◆ Work to complete ◆
In the entries below, find every line with "become" and copy it.
>>>>>
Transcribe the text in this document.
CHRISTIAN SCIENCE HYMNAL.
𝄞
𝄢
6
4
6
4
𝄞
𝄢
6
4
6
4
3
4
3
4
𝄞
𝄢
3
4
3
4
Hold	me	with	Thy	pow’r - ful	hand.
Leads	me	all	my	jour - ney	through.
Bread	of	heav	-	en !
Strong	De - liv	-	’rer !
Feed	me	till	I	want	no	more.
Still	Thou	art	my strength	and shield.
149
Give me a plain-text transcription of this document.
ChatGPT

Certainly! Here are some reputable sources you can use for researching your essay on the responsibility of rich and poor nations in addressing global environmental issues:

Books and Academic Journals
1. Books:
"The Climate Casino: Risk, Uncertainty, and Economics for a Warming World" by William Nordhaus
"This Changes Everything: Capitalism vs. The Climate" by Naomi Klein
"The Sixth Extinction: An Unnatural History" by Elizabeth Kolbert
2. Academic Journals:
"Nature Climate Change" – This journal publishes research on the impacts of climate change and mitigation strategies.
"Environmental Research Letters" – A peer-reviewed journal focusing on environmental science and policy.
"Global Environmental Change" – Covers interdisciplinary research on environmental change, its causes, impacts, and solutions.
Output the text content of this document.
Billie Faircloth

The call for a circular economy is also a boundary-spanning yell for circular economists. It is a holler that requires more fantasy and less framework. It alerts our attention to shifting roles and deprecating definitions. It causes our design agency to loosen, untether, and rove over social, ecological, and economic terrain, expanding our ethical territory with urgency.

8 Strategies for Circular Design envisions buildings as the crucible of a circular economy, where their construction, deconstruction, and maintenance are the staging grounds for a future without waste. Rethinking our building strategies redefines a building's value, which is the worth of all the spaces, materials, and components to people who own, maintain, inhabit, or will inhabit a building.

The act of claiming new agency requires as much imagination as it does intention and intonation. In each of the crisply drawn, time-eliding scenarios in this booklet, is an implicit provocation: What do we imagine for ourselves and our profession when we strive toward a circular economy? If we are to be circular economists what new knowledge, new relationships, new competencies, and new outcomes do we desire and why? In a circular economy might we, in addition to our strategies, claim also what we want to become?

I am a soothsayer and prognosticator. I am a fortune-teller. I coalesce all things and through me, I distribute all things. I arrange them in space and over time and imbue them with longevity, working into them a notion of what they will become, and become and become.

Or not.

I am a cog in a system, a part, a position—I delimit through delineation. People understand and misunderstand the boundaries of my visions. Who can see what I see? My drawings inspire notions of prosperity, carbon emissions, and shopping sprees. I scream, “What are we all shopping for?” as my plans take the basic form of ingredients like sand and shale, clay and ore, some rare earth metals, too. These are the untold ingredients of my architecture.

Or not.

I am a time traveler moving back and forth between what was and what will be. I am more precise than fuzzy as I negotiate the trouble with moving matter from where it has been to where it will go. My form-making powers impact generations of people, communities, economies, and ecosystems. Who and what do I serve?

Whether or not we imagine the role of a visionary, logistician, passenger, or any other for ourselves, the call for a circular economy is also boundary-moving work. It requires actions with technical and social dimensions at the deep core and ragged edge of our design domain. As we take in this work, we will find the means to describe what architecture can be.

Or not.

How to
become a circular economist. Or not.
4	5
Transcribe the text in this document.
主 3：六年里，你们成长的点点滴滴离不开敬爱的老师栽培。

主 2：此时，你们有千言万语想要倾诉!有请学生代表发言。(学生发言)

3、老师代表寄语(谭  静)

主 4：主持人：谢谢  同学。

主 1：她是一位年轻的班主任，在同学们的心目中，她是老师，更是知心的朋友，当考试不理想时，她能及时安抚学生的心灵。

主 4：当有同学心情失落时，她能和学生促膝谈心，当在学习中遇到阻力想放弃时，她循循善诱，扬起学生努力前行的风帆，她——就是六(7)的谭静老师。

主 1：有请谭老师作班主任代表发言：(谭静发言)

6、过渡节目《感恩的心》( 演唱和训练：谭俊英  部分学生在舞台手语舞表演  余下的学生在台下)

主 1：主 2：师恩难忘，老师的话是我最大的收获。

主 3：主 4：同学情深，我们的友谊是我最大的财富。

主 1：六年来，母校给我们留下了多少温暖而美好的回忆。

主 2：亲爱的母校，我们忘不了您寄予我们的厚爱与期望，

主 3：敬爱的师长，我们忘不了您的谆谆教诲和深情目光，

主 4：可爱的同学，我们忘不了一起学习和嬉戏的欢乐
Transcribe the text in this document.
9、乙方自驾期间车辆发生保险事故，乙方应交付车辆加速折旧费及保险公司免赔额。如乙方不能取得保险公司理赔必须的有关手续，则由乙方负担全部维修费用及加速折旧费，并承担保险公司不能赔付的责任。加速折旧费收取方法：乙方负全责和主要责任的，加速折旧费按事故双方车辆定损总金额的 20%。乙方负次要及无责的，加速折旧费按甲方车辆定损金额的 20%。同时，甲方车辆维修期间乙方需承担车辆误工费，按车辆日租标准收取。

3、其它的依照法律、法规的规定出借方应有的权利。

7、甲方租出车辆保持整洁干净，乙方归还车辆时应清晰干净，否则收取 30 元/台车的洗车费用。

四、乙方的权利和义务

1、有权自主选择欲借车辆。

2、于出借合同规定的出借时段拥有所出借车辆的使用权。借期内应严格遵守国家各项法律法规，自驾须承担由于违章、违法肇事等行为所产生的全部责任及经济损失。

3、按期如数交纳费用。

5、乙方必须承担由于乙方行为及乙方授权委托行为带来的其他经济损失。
<<<<<
◆ Final result ◆
The act of claiming new agency requires as much imagination as it does intention and intonation. In each of the crisply drawn, time-eliding scenarios in this booklet, is an implicit provocation: What do we imagine for ourselves and our profession when we strive toward a circular economy? If we are to be circular economists what new knowledge, new relationships, new competencies, and new outcomes do we desire and why? In a circular economy might we, in addition to our strategies, claim also what we want to become?
I am a soothsayer and prognosticator. I am a fortune-teller. I coalesce all things and through me, I distribute all things. I arrange them in space and over time and imbue them with longevity, working into them a notion of what they will become, and become and become.
become a circular economist. Or not.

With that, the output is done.